* begin Data for processing *

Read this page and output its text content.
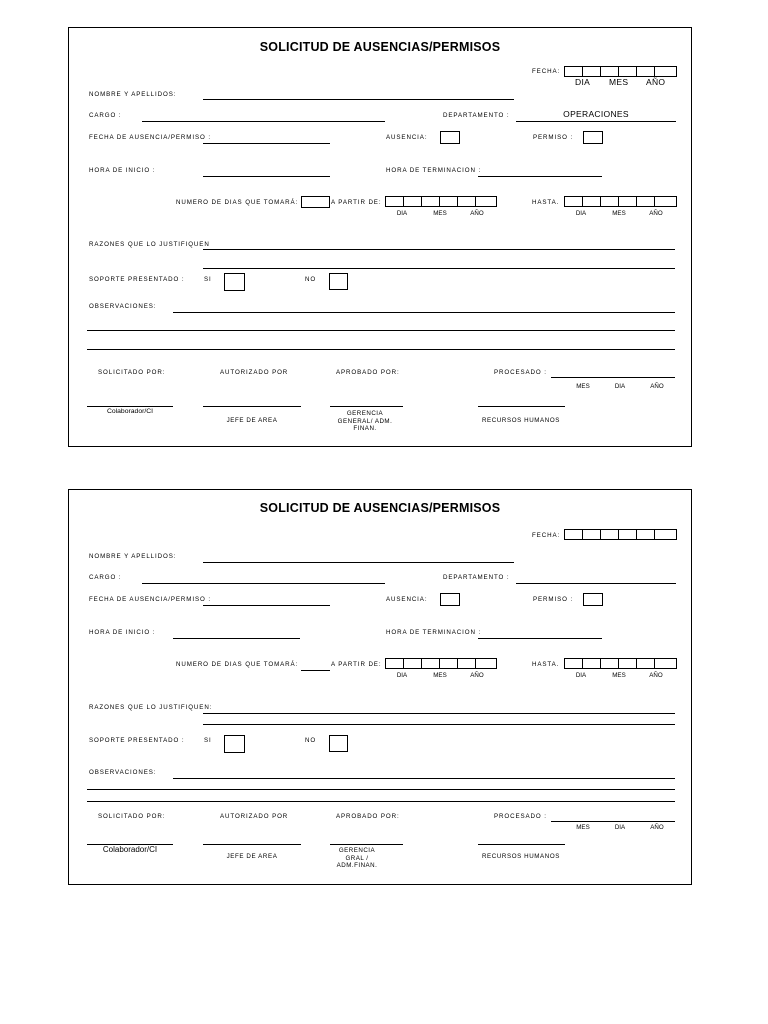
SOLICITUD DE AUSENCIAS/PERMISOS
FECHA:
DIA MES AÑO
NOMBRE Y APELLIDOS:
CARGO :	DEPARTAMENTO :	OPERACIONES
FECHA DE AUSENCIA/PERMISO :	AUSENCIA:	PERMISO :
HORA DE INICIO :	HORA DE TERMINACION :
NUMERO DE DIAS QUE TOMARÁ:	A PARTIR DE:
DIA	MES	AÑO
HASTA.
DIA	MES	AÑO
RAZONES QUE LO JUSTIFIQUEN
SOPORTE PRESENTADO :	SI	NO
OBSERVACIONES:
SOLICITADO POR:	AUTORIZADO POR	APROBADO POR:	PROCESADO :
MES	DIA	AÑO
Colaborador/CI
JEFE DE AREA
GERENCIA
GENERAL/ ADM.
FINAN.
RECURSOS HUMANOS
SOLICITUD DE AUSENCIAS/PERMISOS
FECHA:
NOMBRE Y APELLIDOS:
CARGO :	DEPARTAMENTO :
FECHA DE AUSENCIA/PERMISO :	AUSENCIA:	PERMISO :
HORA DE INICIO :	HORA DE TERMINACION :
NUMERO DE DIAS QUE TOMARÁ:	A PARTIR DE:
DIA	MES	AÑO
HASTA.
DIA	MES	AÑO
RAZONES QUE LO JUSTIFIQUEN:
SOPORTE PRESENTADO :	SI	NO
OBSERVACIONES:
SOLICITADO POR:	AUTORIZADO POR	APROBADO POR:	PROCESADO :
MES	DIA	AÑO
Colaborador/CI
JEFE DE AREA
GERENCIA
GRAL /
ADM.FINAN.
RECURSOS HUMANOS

* end Data for processing *
* begin Data for processing *

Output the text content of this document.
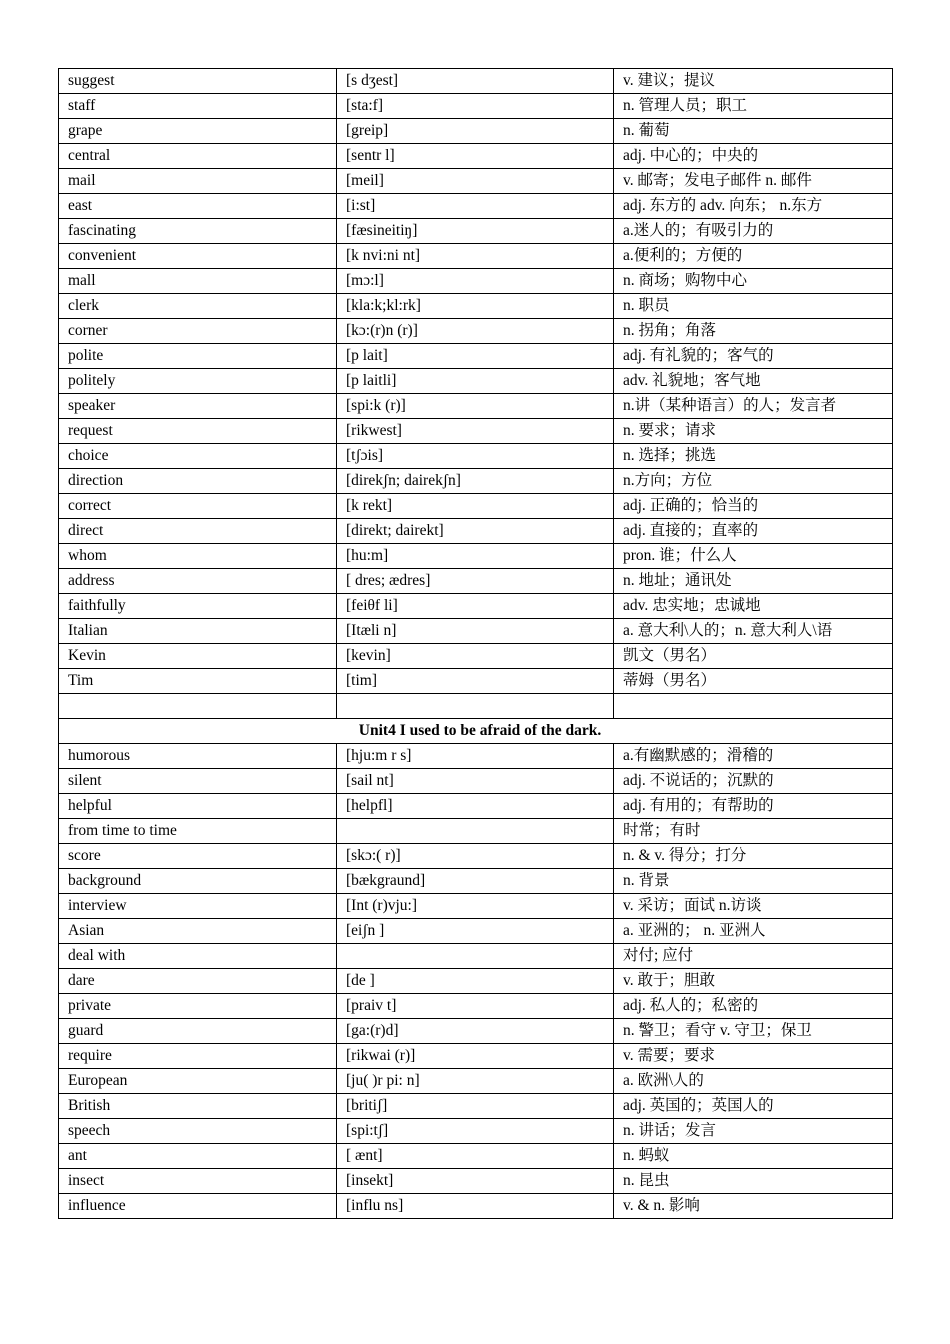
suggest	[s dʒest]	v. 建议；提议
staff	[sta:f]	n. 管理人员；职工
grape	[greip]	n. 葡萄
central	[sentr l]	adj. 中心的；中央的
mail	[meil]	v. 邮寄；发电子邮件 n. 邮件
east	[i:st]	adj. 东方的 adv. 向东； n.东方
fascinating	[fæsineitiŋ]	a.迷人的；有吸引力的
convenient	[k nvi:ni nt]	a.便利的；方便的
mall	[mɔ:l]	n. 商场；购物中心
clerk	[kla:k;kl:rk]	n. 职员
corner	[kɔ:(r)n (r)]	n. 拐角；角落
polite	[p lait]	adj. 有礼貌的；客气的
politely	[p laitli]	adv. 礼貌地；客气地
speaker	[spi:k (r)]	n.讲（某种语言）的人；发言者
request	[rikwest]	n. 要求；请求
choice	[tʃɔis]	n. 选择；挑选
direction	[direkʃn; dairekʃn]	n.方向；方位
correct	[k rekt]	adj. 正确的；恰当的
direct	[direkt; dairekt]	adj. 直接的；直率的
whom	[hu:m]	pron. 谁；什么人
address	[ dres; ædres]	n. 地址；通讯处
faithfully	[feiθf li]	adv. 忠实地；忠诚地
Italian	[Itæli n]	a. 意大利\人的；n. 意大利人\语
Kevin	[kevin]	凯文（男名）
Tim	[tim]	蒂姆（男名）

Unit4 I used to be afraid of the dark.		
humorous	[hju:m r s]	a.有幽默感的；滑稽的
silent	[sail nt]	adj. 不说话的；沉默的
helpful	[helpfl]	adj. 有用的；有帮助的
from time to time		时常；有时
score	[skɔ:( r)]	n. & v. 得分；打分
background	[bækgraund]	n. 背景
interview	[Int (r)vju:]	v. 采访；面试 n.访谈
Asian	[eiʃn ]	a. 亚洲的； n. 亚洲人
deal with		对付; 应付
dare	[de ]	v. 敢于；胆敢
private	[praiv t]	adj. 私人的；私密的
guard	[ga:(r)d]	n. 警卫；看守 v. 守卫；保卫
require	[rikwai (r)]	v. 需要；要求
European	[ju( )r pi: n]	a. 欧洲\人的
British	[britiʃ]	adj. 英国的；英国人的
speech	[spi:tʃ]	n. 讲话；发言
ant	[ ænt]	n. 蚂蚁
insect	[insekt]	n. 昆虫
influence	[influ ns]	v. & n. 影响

* end Data for processing *

:: Exercise objective ::
Lines containing the string "content" should be counted; reply with their number and nothing more.

:: Task result ::
2